### Problem
Write out the material exactly, leaving every picture behind.

★ ★ ★ ★

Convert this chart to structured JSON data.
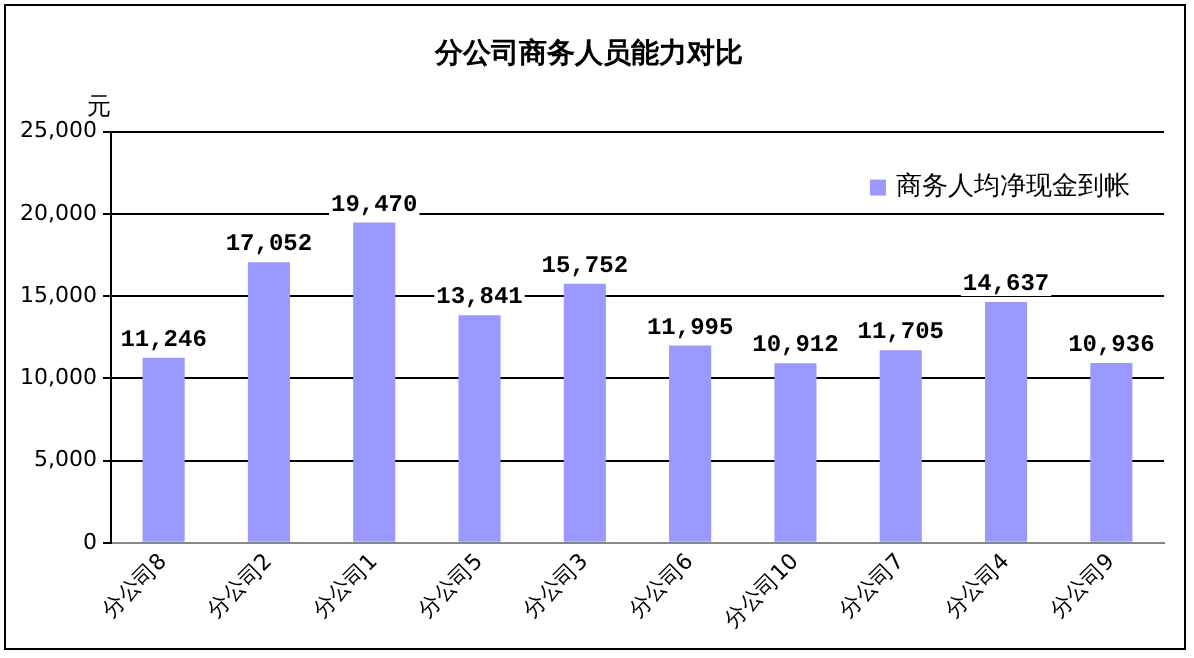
{
  "chart_data": {
    "type": "bar",
    "title": "分公司商务人员能力对比",
    "ylabel": "元",
    "categories": [
      "分公司8",
      "分公司2",
      "分公司1",
      "分公司5",
      "分公司3",
      "分公司6",
      "分公司10",
      "分公司7",
      "分公司4",
      "分公司9"
    ],
    "series": [
      {
        "name": "商务人均净现金到帐",
        "color": "#9999ff",
        "values": [
          11246,
          17052,
          19470,
          13841,
          15752,
          11995,
          10912,
          11705,
          14637,
          10936
        ],
        "value_labels": [
          "11,246",
          "17,052",
          "19,470",
          "13,841",
          "15,752",
          "11,995",
          "10,912",
          "11,705",
          "14,637",
          "10,936"
        ]
      }
    ],
    "ylim": [
      0,
      25000
    ],
    "yticks": [
      0,
      {
        "value": 5000,
        "label": "5,000"
      },
      {
        "value": 10000,
        "label": "10,000"
      },
      {
        "value": 15000,
        "label": "15,000"
      },
      {
        "value": 20000,
        "label": "20,000"
      },
      {
        "value": 25000,
        "label": "25,000"
      }
    ],
    "grid": "y",
    "legend": "top right"
  }
}
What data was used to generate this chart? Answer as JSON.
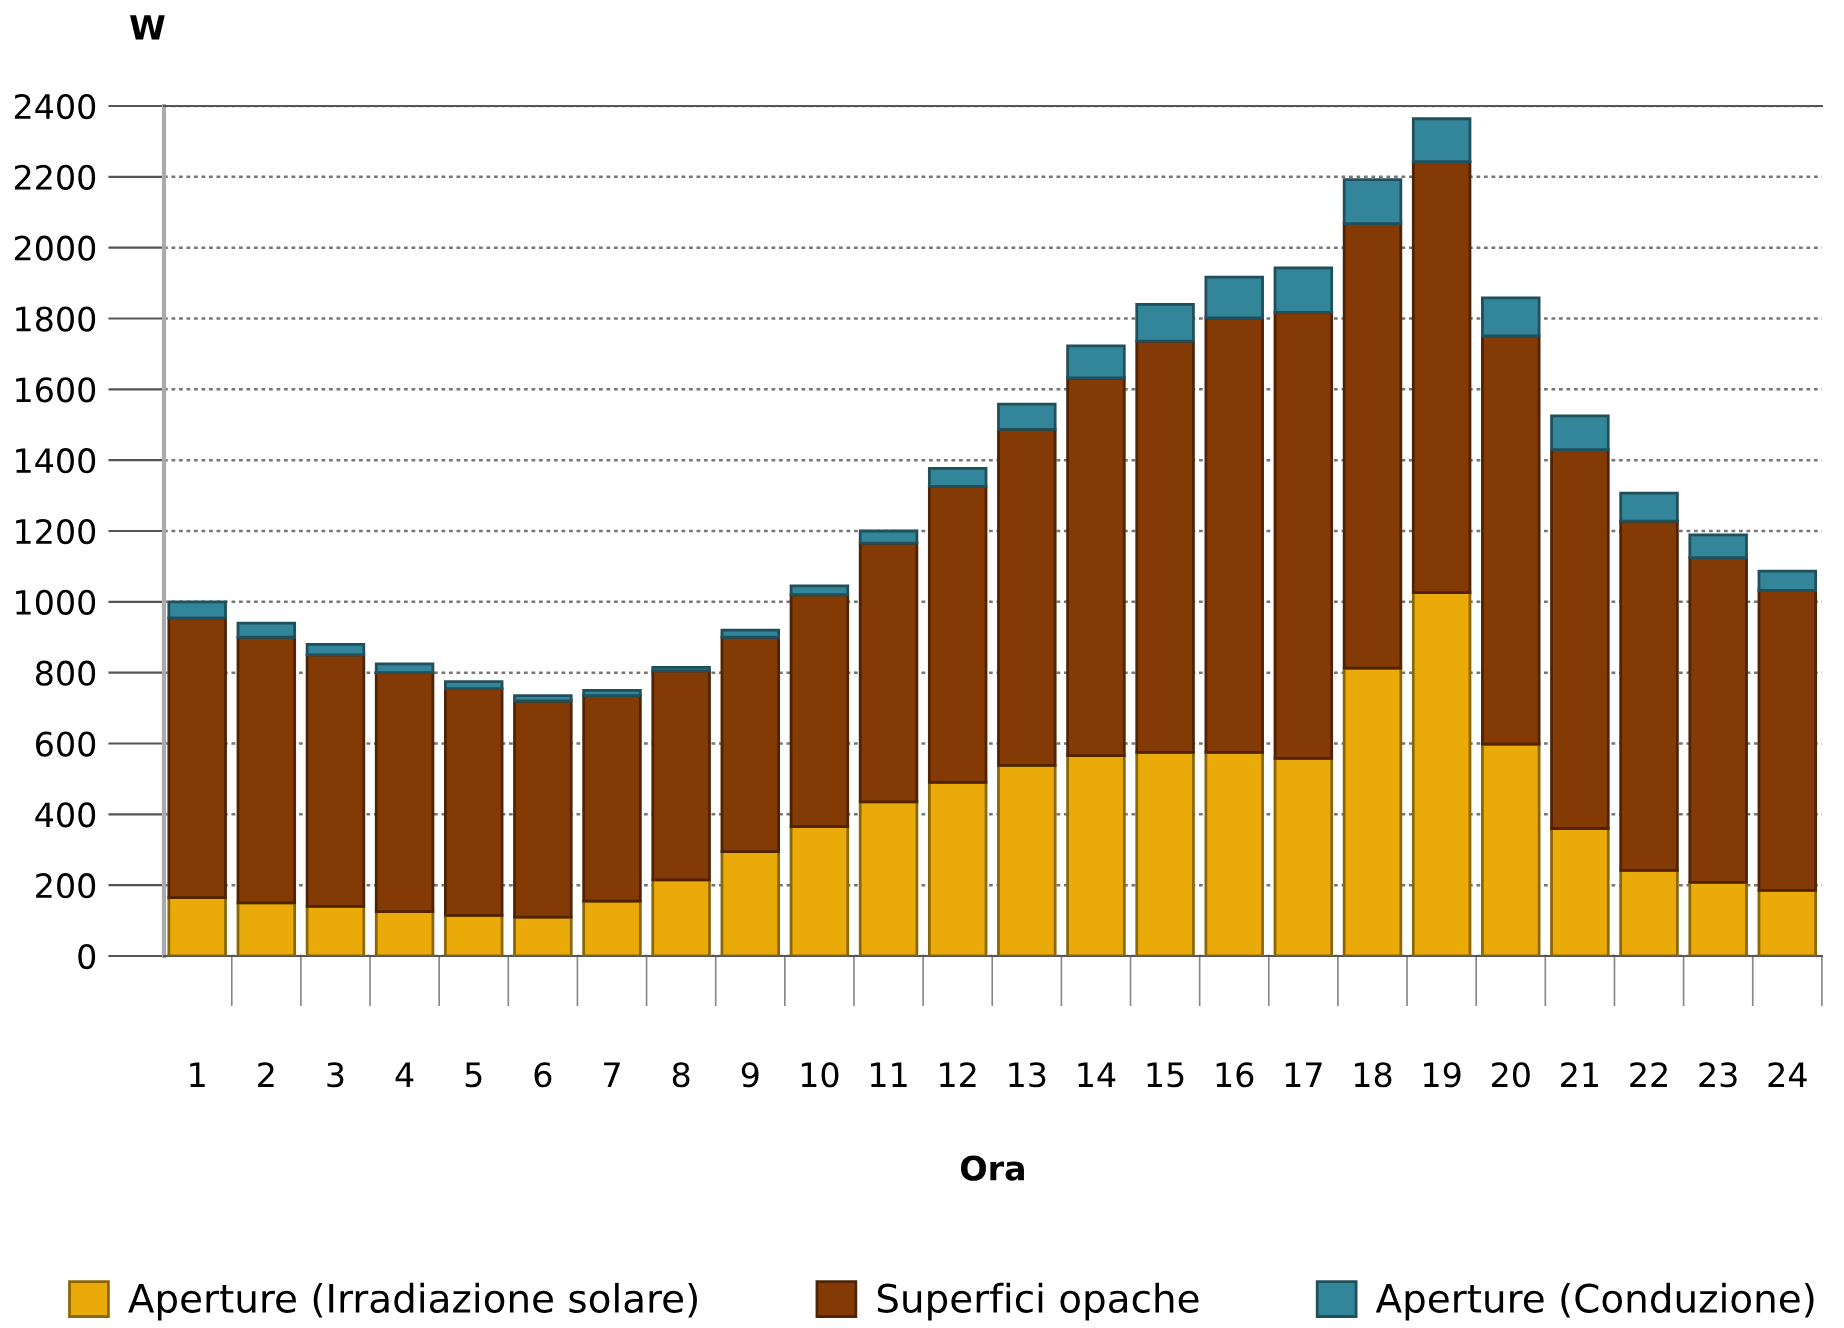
{
  "chart_data": {
    "type": "bar",
    "stacked": true,
    "xlabel": "Ora",
    "ylabel": "W",
    "categories": [
      "1",
      "2",
      "3",
      "4",
      "5",
      "6",
      "7",
      "8",
      "9",
      "10",
      "11",
      "12",
      "13",
      "14",
      "15",
      "16",
      "17",
      "18",
      "19",
      "20",
      "21",
      "22",
      "23",
      "24"
    ],
    "series": [
      {
        "name": "Aperture (Irradiazione solare)",
        "color": "#eaab0a",
        "values": [
          165,
          150,
          140,
          125,
          115,
          110,
          155,
          215,
          295,
          365,
          435,
          490,
          538,
          566,
          575,
          575,
          558,
          813,
          1026,
          598,
          360,
          242,
          208,
          185
        ]
      },
      {
        "name": "Superfici opache",
        "color": "#843a05",
        "values": [
          790,
          750,
          710,
          675,
          640,
          610,
          580,
          590,
          605,
          655,
          731,
          836,
          949,
          1066,
          1161,
          1227,
          1259,
          1255,
          1217,
          1153,
          1070,
          986,
          917,
          847
        ]
      },
      {
        "name": "Aperture (Conduzione)",
        "color": "#338599",
        "values": [
          45,
          40,
          30,
          25,
          20,
          15,
          15,
          10,
          20,
          25,
          34,
          51,
          71,
          91,
          104,
          115,
          126,
          124,
          121,
          107,
          95,
          79,
          64,
          55
        ]
      }
    ],
    "ylim": [
      0,
      2400
    ],
    "yticks": [
      0,
      200,
      400,
      600,
      800,
      1000,
      1200,
      1400,
      1600,
      1800,
      2000,
      2200,
      2400
    ],
    "grid": "y",
    "legend": "bottom"
  }
}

★ ★ ★ ★

### The output
Convert this chart to structured JSON data.
{
  "chart_data": {
    "type": "bar",
    "title": "分公司商务人员能力对比",
    "ylabel": "元",
    "categories": [
      "分公司8",
      "分公司2",
      "分公司1",
      "分公司5",
      "分公司3",
      "分公司6",
      "分公司10",
      "分公司7",
      "分公司4",
      "分公司9"
    ],
    "series": [
      {
        "name": "商务人均净现金到帐",
        "color": "#9999ff",
        "values": [
          11246,
          17052,
          19470,
          13841,
          15752,
          11995,
          10912,
          11705,
          14637,
          10936
        ],
        "value_labels": [
          "11,246",
          "17,052",
          "19,470",
          "13,841",
          "15,752",
          "11,995",
          "10,912",
          "11,705",
          "14,637",
          "10,936"
        ]
      }
    ],
    "ylim": [
      0,
      25000
    ],
    "yticks": [
      0,
      {
        "value": 5000,
        "label": "5,000"
      },
      {
        "value": 10000,
        "label": "10,000"
      },
      {
        "value": 15000,
        "label": "15,000"
      },
      {
        "value": 20000,
        "label": "20,000"
      },
      {
        "value": 25000,
        "label": "25,000"
      }
    ],
    "grid": "y",
    "legend": "top right"
  }
}
What data was used to generate this chart? Answer as JSON.
{
  "chart_data": {
    "type": "bar",
    "stacked": true,
    "xlabel": "Ora",
    "ylabel": "W",
    "categories": [
      "1",
      "2",
      "3",
      "4",
      "5",
      "6",
      "7",
      "8",
      "9",
      "10",
      "11",
      "12",
      "13",
      "14",
      "15",
      "16",
      "17",
      "18",
      "19",
      "20",
      "21",
      "22",
      "23",
      "24"
    ],
    "series": [
      {
        "name": "Aperture (Irradiazione solare)",
        "color": "#eaab0a",
        "values": [
          165,
          150,
          140,
          125,
          115,
          110,
          155,
          215,
          295,
          365,
          435,
          490,
          538,
          566,
          575,
          575,
          558,
          813,
          1026,
          598,
          360,
          242,
          208,
          185
        ]
      },
      {
        "name": "Superfici opache",
        "color": "#843a05",
        "values": [
          790,
          750,
          710,
          675,
          640,
          610,
          580,
          590,
          605,
          655,
          731,
          836,
          949,
          1066,
          1161,
          1227,
          1259,
          1255,
          1217,
          1153,
          1070,
          986,
          917,
          847
        ]
      },
      {
        "name": "Aperture (Conduzione)",
        "color": "#338599",
        "values": [
          45,
          40,
          30,
          25,
          20,
          15,
          15,
          10,
          20,
          25,
          34,
          51,
          71,
          91,
          104,
          115,
          126,
          124,
          121,
          107,
          95,
          79,
          64,
          55
        ]
      }
    ],
    "ylim": [
      0,
      2400
    ],
    "yticks": [
      0,
      200,
      400,
      600,
      800,
      1000,
      1200,
      1400,
      1600,
      1800,
      2000,
      2200,
      2400
    ],
    "grid": "y",
    "legend": "bottom"
  }
}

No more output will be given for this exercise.